# Your goal:
Repeat the whole of the data, keeping every detail the same.

# Data entries:
══════
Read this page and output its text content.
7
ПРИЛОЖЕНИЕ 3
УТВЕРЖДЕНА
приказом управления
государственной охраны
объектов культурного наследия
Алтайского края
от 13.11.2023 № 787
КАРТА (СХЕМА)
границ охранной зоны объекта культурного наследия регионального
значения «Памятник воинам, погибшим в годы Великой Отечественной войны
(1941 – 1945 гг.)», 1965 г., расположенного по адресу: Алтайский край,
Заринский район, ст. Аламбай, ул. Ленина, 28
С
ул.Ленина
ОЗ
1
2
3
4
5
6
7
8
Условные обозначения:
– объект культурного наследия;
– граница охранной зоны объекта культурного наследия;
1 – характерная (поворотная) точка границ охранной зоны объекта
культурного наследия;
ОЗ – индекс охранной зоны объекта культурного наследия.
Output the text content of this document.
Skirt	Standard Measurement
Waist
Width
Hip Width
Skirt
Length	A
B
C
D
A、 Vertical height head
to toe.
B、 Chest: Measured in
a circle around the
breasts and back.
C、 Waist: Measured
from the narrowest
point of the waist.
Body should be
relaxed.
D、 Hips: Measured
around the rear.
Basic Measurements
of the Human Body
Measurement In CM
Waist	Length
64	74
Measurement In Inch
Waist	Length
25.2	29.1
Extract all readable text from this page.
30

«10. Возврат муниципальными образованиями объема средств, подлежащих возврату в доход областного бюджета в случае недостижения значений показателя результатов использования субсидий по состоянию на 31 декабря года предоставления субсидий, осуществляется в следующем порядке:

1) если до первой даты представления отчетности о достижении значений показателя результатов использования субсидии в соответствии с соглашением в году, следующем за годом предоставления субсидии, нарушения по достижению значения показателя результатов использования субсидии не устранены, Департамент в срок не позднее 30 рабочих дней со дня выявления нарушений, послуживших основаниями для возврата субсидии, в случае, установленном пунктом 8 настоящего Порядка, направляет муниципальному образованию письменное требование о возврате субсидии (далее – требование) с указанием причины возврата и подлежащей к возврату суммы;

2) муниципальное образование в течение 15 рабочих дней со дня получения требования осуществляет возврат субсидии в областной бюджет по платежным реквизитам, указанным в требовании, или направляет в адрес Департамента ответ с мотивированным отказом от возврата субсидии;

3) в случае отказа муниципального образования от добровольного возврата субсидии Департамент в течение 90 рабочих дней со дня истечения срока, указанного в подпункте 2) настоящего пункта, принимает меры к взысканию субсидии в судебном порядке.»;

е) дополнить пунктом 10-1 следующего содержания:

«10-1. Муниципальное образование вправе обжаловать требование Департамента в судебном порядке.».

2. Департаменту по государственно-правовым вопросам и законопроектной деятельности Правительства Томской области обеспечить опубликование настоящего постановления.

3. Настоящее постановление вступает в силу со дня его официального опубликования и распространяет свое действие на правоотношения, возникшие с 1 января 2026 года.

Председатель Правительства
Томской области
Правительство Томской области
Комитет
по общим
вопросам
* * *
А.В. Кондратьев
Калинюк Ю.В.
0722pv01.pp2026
══════
# Solution to the problem:
Read this page and output its text content.
7
ПРИЛОЖЕНИЕ 3
УТВЕРЖДЕНА
приказом управления
государственной охраны
объектов культурного наследия
Алтайского края
от 13.11.2023 № 787
КАРТА (СХЕМА)
границ охранной зоны объекта культурного наследия регионального
значения «Памятник воинам, погибшим в годы Великой Отечественной войны
(1941 – 1945 гг.)», 1965 г., расположенного по адресу: Алтайский край,
Заринский район, ст. Аламбай, ул. Ленина, 28
С
ул.Ленина
ОЗ
1
2
3
4
5
6
7
8
Условные обозначения:
– объект культурного наследия;
– граница охранной зоны объекта культурного наследия;
1 – характерная (поворотная) точка границ охранной зоны объекта
культурного наследия;
ОЗ – индекс охранной зоны объекта культурного наследия.
Output the text content of this document.
Skirt	Standard Measurement
Waist
Width
Hip Width
Skirt
Length	A
B
C
D
A、 Vertical height head
to toe.
B、 Chest: Measured in
a circle around the
breasts and back.
C、 Waist: Measured
from the narrowest
point of the waist.
Body should be
relaxed.
D、 Hips: Measured
around the rear.
Basic Measurements
of the Human Body
Measurement In CM
Waist	Length
64	74
Measurement In Inch
Waist	Length
25.2	29.1
Extract all readable text from this page.
30

«10. Возврат муниципальными образованиями объема средств, подлежащих возврату в доход областного бюджета в случае недостижения значений показателя результатов использования субсидий по состоянию на 31 декабря года предоставления субсидий, осуществляется в следующем порядке:

1) если до первой даты представления отчетности о достижении значений показателя результатов использования субсидии в соответствии с соглашением в году, следующем за годом предоставления субсидии, нарушения по достижению значения показателя результатов использования субсидии не устранены, Департамент в срок не позднее 30 рабочих дней со дня выявления нарушений, послуживших основаниями для возврата субсидии, в случае, установленном пунктом 8 настоящего Порядка, направляет муниципальному образованию письменное требование о возврате субсидии (далее – требование) с указанием причины возврата и подлежащей к возврату суммы;

2) муниципальное образование в течение 15 рабочих дней со дня получения требования осуществляет возврат субсидии в областной бюджет по платежным реквизитам, указанным в требовании, или направляет в адрес Департамента ответ с мотивированным отказом от возврата субсидии;

3) в случае отказа муниципального образования от добровольного возврата субсидии Департамент в течение 90 рабочих дней со дня истечения срока, указанного в подпункте 2) настоящего пункта, принимает меры к взысканию субсидии в судебном порядке.»;

е) дополнить пунктом 10-1 следующего содержания:

«10-1. Муниципальное образование вправе обжаловать требование Департамента в судебном порядке.».

2. Департаменту по государственно-правовым вопросам и законопроектной деятельности Правительства Томской области обеспечить опубликование настоящего постановления.

3. Настоящее постановление вступает в силу со дня его официального опубликования и распространяет свое действие на правоотношения, возникшие с 1 января 2026 года.

Председатель Правительства
Томской области
Правительство Томской области
Комитет
по общим
вопросам
* * *
А.В. Кондратьев
Калинюк Ю.В.
0722pv01.pp2026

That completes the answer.